#### TEXT FOR ANALYSIS:
Historic house in Michigan, United States

The Ossian H. Sweet House is a privately owned house located at 2905 Garland Street in Detroit, Michigan. The house was designed by Maurice Herman Finkel, and in 1925 it was bought by its second owner, physician Ossian Sweet, an African American. Soon after he moved in, the house was the site of a confrontation when a white mob of about 1,000 gathered in protest of the Sweet family moving into the formerly all-white neighborhood. Rocks thrown by the mob broke windows, and someone in the house fired out, wounding one man in the mob and killing a bystander. Sweet and ten other persons from the house were arrested for murder.

Contacted by the NAACP, nationally known attorney Clarence Darrow joined their defense team. After a mistrial, in the second trial the first defendant was acquitted. The prosecution dropped charges against the remaining defendants. The case was considered important as part of the civil rights movement and establishing freedom of residence. The house was designated as a Michigan State Historic Site in 1975 and listed on the National Register of Historic Places in 1985.

==Ossian Sweet==

Ossian Sweet was born in Florida and earned a medical degree from Howard University. He practiced medicine briefly in Detroit, then continued his medical studies in Vienna and Paris before returning to Detroit in 1924 to accept a position at Dunbar Hospital. He began saving money for a home, and by the spring of the next year had saved $3500. Sweet used the $3500 as a down payment on a $18,500 house located on Garland Street in east Detroit.

==The Ossian Sweet House==
The house Sweet purchased is a 1½-story brick house, built in 1919, and is typical of many homes in working-class Detroit neighborhoods. It is a bungalow-style structure with a full basement, an open porch on the first floor, and an enclosed sun porch on the south side. The second story is covered with brown shingling, and atop the house is a simple gable roof with a central dormer. The house is enclosed by an unpainted silver aluminum fence.

#### GIVEN INFORMATION:
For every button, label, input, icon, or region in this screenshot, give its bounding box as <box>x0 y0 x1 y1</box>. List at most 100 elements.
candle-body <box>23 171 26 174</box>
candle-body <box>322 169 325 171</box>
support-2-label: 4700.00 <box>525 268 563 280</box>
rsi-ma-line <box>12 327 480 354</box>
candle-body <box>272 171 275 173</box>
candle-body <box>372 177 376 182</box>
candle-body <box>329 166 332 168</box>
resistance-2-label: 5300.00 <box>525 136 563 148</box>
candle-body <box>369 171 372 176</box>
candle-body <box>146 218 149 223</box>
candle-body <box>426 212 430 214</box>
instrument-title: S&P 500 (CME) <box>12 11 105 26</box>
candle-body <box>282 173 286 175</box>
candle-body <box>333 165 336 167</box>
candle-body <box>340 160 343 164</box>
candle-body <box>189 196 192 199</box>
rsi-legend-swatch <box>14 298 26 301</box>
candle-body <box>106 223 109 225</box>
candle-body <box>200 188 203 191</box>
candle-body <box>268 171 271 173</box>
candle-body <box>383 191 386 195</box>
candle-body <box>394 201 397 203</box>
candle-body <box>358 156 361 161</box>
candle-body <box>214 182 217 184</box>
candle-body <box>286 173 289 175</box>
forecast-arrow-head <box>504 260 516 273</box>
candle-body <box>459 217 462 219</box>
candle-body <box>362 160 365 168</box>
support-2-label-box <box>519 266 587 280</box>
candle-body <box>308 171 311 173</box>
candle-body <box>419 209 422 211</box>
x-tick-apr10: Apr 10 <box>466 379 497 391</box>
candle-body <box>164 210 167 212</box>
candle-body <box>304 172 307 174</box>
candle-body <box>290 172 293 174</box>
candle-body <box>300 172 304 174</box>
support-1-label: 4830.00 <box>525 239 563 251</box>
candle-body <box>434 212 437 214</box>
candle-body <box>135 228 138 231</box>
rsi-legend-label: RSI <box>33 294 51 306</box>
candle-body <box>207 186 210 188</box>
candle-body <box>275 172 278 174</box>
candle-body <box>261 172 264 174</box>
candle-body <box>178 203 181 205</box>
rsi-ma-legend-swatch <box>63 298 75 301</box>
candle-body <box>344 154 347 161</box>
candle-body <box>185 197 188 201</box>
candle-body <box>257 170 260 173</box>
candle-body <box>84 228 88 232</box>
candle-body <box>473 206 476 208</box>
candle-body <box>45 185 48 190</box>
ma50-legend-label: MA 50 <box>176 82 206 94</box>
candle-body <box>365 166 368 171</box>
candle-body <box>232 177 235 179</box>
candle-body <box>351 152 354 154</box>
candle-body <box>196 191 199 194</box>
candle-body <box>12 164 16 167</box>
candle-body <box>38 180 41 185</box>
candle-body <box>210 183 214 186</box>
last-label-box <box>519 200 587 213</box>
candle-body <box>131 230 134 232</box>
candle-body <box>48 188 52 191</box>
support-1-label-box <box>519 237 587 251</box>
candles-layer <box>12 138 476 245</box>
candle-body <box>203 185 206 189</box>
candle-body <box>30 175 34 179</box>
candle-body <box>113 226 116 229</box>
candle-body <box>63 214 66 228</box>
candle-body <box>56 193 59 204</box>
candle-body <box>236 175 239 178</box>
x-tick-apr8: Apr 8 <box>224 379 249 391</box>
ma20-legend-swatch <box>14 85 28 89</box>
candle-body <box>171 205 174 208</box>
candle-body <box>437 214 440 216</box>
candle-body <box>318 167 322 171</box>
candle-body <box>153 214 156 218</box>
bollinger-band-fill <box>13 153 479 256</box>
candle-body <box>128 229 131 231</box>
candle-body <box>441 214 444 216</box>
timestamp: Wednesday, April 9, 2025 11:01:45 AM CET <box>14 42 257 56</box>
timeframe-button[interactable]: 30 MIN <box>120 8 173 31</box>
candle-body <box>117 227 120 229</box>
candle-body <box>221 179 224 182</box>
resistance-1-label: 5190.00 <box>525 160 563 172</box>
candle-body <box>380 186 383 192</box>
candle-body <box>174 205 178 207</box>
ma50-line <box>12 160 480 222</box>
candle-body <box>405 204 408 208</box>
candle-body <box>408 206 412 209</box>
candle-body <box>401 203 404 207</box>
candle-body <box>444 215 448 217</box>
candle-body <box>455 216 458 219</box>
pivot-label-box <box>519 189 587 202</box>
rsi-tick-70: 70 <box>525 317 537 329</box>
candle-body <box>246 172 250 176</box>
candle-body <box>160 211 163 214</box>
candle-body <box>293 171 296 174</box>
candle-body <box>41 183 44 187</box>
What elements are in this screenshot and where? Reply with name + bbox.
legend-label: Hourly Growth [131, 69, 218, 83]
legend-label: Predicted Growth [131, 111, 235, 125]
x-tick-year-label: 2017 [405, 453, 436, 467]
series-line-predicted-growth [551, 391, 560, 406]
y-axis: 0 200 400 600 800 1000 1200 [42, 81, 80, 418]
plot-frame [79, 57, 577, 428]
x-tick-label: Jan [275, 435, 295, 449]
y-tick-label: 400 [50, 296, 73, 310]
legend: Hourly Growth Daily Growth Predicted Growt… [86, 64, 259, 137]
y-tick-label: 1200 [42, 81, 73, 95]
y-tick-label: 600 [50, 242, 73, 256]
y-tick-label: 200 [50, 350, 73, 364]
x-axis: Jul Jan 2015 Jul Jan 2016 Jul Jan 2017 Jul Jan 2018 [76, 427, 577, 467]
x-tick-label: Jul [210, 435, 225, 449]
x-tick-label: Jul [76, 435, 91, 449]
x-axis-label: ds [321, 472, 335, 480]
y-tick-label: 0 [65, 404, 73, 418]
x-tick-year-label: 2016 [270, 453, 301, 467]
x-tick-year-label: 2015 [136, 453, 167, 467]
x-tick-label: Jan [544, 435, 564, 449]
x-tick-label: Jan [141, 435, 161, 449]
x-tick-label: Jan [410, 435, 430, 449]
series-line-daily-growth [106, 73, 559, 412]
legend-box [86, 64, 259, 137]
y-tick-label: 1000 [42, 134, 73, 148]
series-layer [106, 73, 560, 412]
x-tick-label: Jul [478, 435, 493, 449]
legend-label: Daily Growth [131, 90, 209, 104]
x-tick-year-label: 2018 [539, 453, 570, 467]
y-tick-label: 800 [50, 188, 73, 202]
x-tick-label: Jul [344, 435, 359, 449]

#### EXERCISE PROMPT:
Translate this sentence from the text about the Ossian H. Sweet House into Spanish: "Ossian Sweet was born in Florida and earned a medical degree from Howard University." The listing has no connection to the text about the Ossian H. Sweet House.

#### TASK SOLUTION:
Ossian Sweet nació en Florida y obtuvo un título de medicina en la Universidad Howard.